■ Written task ■
Give the records back in full, exactly as they read.

Records contained in a dataset
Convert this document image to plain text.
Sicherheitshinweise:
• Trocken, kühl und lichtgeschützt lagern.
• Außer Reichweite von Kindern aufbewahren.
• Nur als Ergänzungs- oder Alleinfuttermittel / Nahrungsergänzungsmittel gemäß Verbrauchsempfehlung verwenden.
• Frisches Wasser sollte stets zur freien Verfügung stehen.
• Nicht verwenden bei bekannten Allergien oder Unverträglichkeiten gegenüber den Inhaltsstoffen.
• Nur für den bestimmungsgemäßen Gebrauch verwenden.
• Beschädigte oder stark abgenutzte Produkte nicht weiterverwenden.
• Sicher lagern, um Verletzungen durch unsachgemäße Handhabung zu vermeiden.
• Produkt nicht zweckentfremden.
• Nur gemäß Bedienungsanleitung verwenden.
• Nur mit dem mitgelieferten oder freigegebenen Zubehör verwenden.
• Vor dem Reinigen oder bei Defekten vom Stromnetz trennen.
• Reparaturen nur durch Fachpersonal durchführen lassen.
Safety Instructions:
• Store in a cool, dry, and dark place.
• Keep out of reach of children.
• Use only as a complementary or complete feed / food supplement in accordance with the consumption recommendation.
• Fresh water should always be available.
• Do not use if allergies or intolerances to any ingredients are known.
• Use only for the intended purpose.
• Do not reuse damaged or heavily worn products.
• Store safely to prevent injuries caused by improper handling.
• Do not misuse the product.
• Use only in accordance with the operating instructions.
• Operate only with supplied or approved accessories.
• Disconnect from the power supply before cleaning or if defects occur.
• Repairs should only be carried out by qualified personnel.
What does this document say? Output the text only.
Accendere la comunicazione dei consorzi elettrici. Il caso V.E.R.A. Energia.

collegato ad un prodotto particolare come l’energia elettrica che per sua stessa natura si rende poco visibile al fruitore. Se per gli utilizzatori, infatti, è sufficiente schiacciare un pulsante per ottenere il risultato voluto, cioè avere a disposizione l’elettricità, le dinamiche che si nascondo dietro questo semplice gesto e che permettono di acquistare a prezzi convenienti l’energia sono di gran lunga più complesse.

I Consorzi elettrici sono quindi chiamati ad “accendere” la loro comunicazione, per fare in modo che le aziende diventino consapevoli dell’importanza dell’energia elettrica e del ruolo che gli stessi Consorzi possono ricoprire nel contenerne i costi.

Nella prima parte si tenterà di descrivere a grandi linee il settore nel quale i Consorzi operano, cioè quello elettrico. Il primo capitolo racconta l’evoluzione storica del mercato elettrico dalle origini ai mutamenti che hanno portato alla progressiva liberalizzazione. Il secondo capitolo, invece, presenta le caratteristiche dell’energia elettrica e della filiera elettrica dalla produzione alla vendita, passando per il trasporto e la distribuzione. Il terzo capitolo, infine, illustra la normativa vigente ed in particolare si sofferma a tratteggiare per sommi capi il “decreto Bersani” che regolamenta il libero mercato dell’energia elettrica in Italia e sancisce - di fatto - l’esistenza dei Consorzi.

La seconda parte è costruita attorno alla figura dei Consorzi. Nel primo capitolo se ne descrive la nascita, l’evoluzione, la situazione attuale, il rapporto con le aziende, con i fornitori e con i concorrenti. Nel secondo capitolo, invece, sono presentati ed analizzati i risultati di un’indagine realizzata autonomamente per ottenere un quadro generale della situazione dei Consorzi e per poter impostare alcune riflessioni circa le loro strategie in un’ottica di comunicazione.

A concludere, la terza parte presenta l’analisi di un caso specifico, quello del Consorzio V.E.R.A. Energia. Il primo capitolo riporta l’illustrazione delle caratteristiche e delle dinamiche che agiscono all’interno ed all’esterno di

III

■ Reply ■
Convert this document image to plain text.
Sicherheitshinweise:
• Trocken, kühl und lichtgeschützt lagern.
• Außer Reichweite von Kindern aufbewahren.
• Nur als Ergänzungs- oder Alleinfuttermittel / Nahrungsergänzungsmittel gemäß Verbrauchsempfehlung verwenden.
• Frisches Wasser sollte stets zur freien Verfügung stehen.
• Nicht verwenden bei bekannten Allergien oder Unverträglichkeiten gegenüber den Inhaltsstoffen.
• Nur für den bestimmungsgemäßen Gebrauch verwenden.
• Beschädigte oder stark abgenutzte Produkte nicht weiterverwenden.
• Sicher lagern, um Verletzungen durch unsachgemäße Handhabung zu vermeiden.
• Produkt nicht zweckentfremden.
• Nur gemäß Bedienungsanleitung verwenden.
• Nur mit dem mitgelieferten oder freigegebenen Zubehör verwenden.
• Vor dem Reinigen oder bei Defekten vom Stromnetz trennen.
• Reparaturen nur durch Fachpersonal durchführen lassen.
Safety Instructions:
• Store in a cool, dry, and dark place.
• Keep out of reach of children.
• Use only as a complementary or complete feed / food supplement in accordance with the consumption recommendation.
• Fresh water should always be available.
• Do not use if allergies or intolerances to any ingredients are known.
• Use only for the intended purpose.
• Do not reuse damaged or heavily worn products.
• Store safely to prevent injuries caused by improper handling.
• Do not misuse the product.
• Use only in accordance with the operating instructions.
• Operate only with supplied or approved accessories.
• Disconnect from the power supply before cleaning or if defects occur.
• Repairs should only be carried out by qualified personnel.
What does this document say? Output the text only.
Accendere la comunicazione dei consorzi elettrici. Il caso V.E.R.A. Energia.

collegato ad un prodotto particolare come l’energia elettrica che per sua stessa natura si rende poco visibile al fruitore. Se per gli utilizzatori, infatti, è sufficiente schiacciare un pulsante per ottenere il risultato voluto, cioè avere a disposizione l’elettricità, le dinamiche che si nascondo dietro questo semplice gesto e che permettono di acquistare a prezzi convenienti l’energia sono di gran lunga più complesse.

I Consorzi elettrici sono quindi chiamati ad “accendere” la loro comunicazione, per fare in modo che le aziende diventino consapevoli dell’importanza dell’energia elettrica e del ruolo che gli stessi Consorzi possono ricoprire nel contenerne i costi.

Nella prima parte si tenterà di descrivere a grandi linee il settore nel quale i Consorzi operano, cioè quello elettrico. Il primo capitolo racconta l’evoluzione storica del mercato elettrico dalle origini ai mutamenti che hanno portato alla progressiva liberalizzazione. Il secondo capitolo, invece, presenta le caratteristiche dell’energia elettrica e della filiera elettrica dalla produzione alla vendita, passando per il trasporto e la distribuzione. Il terzo capitolo, infine, illustra la normativa vigente ed in particolare si sofferma a tratteggiare per sommi capi il “decreto Bersani” che regolamenta il libero mercato dell’energia elettrica in Italia e sancisce - di fatto - l’esistenza dei Consorzi.

La seconda parte è costruita attorno alla figura dei Consorzi. Nel primo capitolo se ne descrive la nascita, l’evoluzione, la situazione attuale, il rapporto con le aziende, con i fornitori e con i concorrenti. Nel secondo capitolo, invece, sono presentati ed analizzati i risultati di un’indagine realizzata autonomamente per ottenere un quadro generale della situazione dei Consorzi e per poter impostare alcune riflessioni circa le loro strategie in un’ottica di comunicazione.

A concludere, la terza parte presenta l’analisi di un caso specifico, quello del Consorzio V.E.R.A. Energia. Il primo capitolo riporta l’illustrazione delle caratteristiche e delle dinamiche che agiscono all’interno ed all’esterno di

III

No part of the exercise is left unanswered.